— Start of Records —
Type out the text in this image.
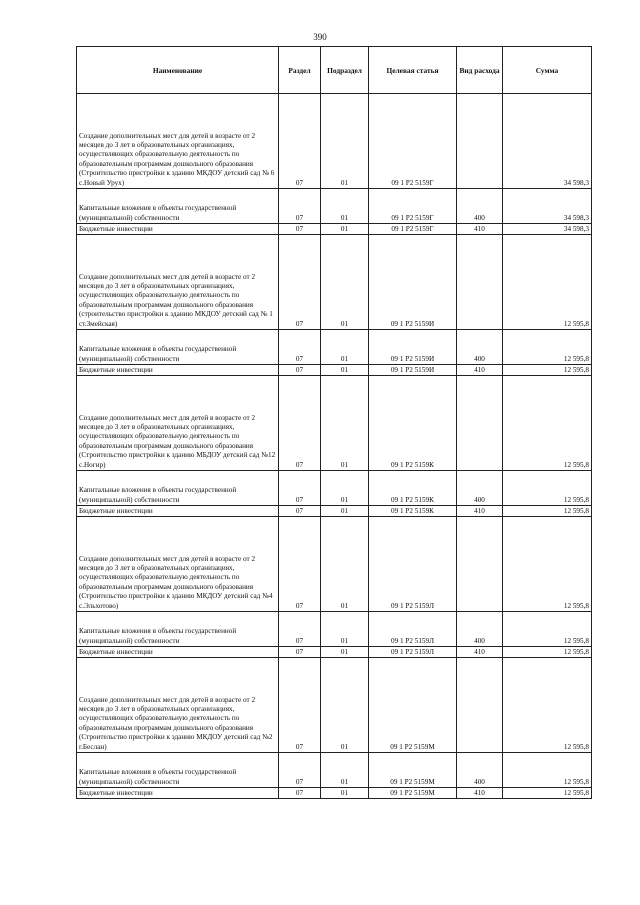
390
Наименование	Раздел	Подраздел	Целевая статья	Вид расхода	Сумма
Создание дополнительных мест для детей в возрасте от 2 месяцев до 3 лет в образовательных организациях, осуществляющих образовательную деятельность по образовательным программам дошкольного образования (Строительство пристройки к зданию МКДОУ детский сад № 6 с.Новый Урух)	07	01	09 1 Р2 5159Г		34 598,3
Капитальные вложения в объекты государственной (муниципальной) собственности	07	01	09 1 Р2 5159Г	400	34 598,3
Бюджетные инвестиции	07	01	09 1 Р2 5159Г	410	34 598,3
Создание дополнительных мест для детей в возрасте от 2 месяцев до 3 лет в образовательных организациях, осуществляющих образовательную деятельность по образовательным программам дошкольного образования (строительство пристройки к зданию МКДОУ детский сад № 1 ст.Змейская)	07	01	09 1 Р2 5159И		12 595,8
Капитальные вложения в объекты государственной (муниципальной) собственности	07	01	09 1 Р2 5159И	400	12 595,8
Бюджетные инвестиции	07	01	09 1 Р2 5159И	410	12 595,8
Создание дополнительных мест для детей в возрасте от 2 месяцев до 3 лет в образовательных организациях, осуществляющих образовательную деятельность по образовательным программам дошкольного образования (Строительство пристройки к зданию МБДОУ детский сад №12 с.Ногир)	07	01	09 1 Р2 5159К		12 595,8
Капитальные вложения в объекты государственной (муниципальной) собственности	07	01	09 1 Р2 5159К	400	12 595,8
Бюджетные инвестиции	07	01	09 1 Р2 5159К	410	12 595,8
Создание дополнительных мест для детей в возрасте от 2 месяцев до 3 лет в образовательных организациях, осуществляющих образовательную деятельность по образовательным программам дошкольного образования (Строительство пристройки к зданию МКДОУ детский сад №4 с.Эльхотово)	07	01	09 1 Р2 5159Л		12 595,8
Капитальные вложения в объекты государственной (муниципальной) собственности	07	01	09 1 Р2 5159Л	400	12 595,8
Бюджетные инвестиции	07	01	09 1 Р2 5159Л	410	12 595,8
Создание дополнительных мест для детей в возрасте от 2 месяцев до 3 лет в образовательных организациях, осуществляющих образовательную деятельность по образовательным программам дошкольного образования (Строительство пристройки к зданию МКДОУ детский сад №2 г.Беслан)	07	01	09 1 Р2 5159М		12 595,8
Капитальные вложения в объекты государственной (муниципальной) собственности	07	01	09 1 Р2 5159М	400	12 595,8
Бюджетные инвестиции	07	01	09 1 Р2 5159М	410	12 595,8
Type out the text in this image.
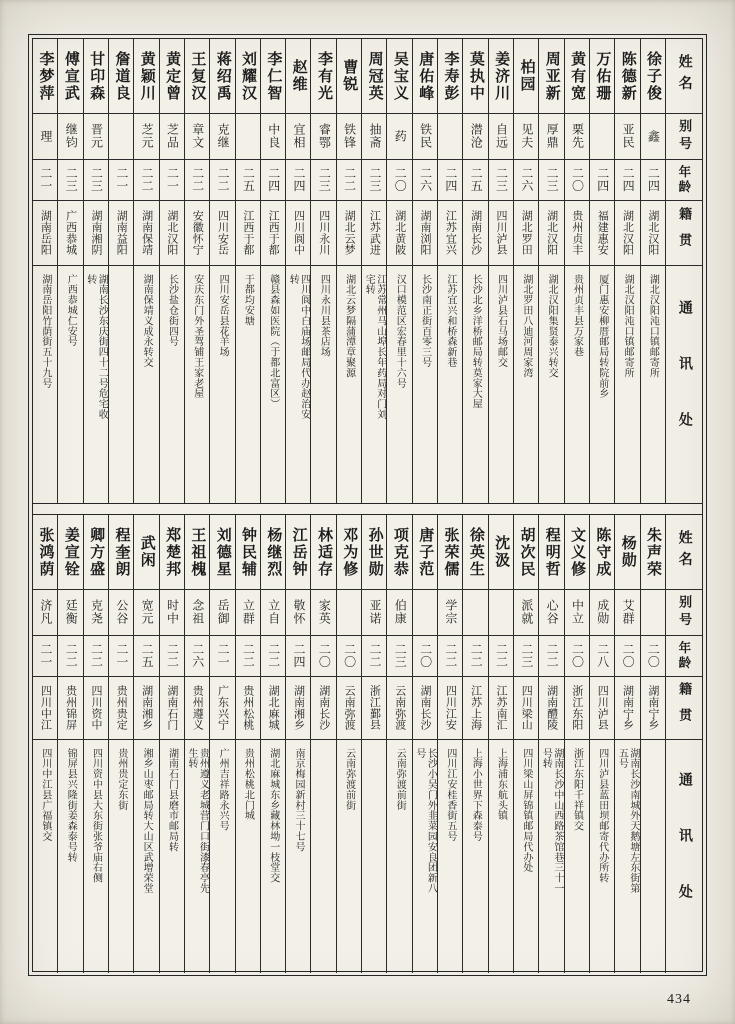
李梦萍
理
二一
湖南岳阳
湖南岳阳竹荫街五十九号
傅宣武
继钧
二三
广西恭城
广西恭城仁安号
甘印森
晋元
二三
湖南湘阴
湖南长沙东庆街四十二号危宅收转
詹道良
二一
湖南益阳
黄颖川
芝元
二二
湖南保靖
湖南保靖义成永转交
黄定曾
芝品
二一
湖北汉阳
长沙盐仓街四号
王复汉
章文
二二
安徽怀宁
安庆东门外圣驾铺王家老屋
蒋绍禹
克继
二二
四川安岳
四川安岳县花羊场
刘耀汉
二五
江西于都
于都均安塘
李仁智
中良
二四
江西于都
赣县森如医院（于都北富区）
赵维
宜相
二四
四川阆中
四川阆中白庙场邮局代办赵治安转
李有光
睿鄂
二三
四川永川
四川永川县茶店场
曹锐
铁锋
二二
湖北云梦
湖北云梦隔蒲潭章聚源
周冠英
抽斋
二三
江苏武进
江苏常州马山埠长年药局对门刘宅转
吴宝义
药
二〇
湖北黄陂
汉口模范区宏春里十六号
唐佑峰
铁民
二六
湖南浏阳
长沙南正街百零三号
李寿彭
二四
江苏宜兴
江苏宜兴和桥森新巷
莫执中
潜沧
二五
湖南长沙
长沙北乡洋桥邮局转莫家大屋
姜济川
自远
二三
四川泸县
四川泸县石马场邮交
柏园
见夫
二六
湖北罗田
湖北罗田八迪河周家湾
周亚新
厚鼎
二三
湖北汉阳
湖北汉阳集贤泰兴转交
黄有宽
栗先
二〇
贵州贞丰
贵州贞丰县万家巷
万佑珊
二四
福建惠安
厦门惠安柳厝邮局转院前乡
陈德新
亚民
二四
湖北汉阳
湖北汉阳沌口镇邮寄所
徐子俊
鑫
二四
湖北汉阳
湖北汉阳沌口镇邮寄所
姓名
别号
年龄
籍贯
通讯处
张鸿荫
济凡
二一
四川中江
四川中江县广福镇交
姜宣铨
廷衡
二二
贵州锦屏
锦屏县兴隆街姜森泰号转
卿方盛
克尧
二二
四川资中
四川资中县大东街张爷庙右侧
程奎朗
公谷
二一
贵州贵定
贵州贵定东街
武闲
宽元
二五
湖南湘乡
湘乡山枣邮局转大山区武增荣堂
郑楚邦
时中
二二
湖南石门
湖南石门县磨市邮局转
王祖槐
念祖
二六
贵州遵义
贵州遵义老城营门口街漆春亭先生转
刘德星
岳御
二一
广东兴宁
广州吉祥路永兴号
钟民辅
立群
二二
贵州松桃
贵州松桃北门城
杨继烈
立自
二二
湖北麻城
湖北麻城东乡藏林坳一枝堂交
江岳钟
敬怀
二四
湖南湘乡
南京梅园新村三十七号
林适存
家英
二〇
湖南长沙
邓为修
二〇
云南弥渡
云南弥渡前街
孙世勋
亚诺
二二
浙江鄞县
项克恭
伯康
二三
云南弥渡
云南弥渡前街
唐子范
二〇
湖南长沙
长沙小吴门外韭菜园安良团新八号
张荣儒
学宗
二二
四川江安
四川江安桂香街五号
徐英生
二二
江苏上海
上海小世界下森泰号
沈汲
二二
江苏南汇
上海浦东航头镇
胡次民
派就
二三
四川梁山
四川梁山屏锦镇邮局代办处
程明哲
心谷
二二
湖南醴陵
湖南长沙中山西路茶馆巷三十一号转
文义修
中立
二〇
浙江东阳
浙江东阳千祥镇交
陈守成
成勋
二八
四川泸县
四川泸县蓝田坝邮寄代办所转
杨勋
艾群
二〇
湖南宁乡
湖南长沙南城外天鹅塘左东街第五号
朱声荣
二〇
湖南宁乡
姓名
别号
年龄
籍贯
通讯处
434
— End of Records —
### Task instructions
Say how many lines in the records above hold "собственности", and give no other text.

### Task answer
5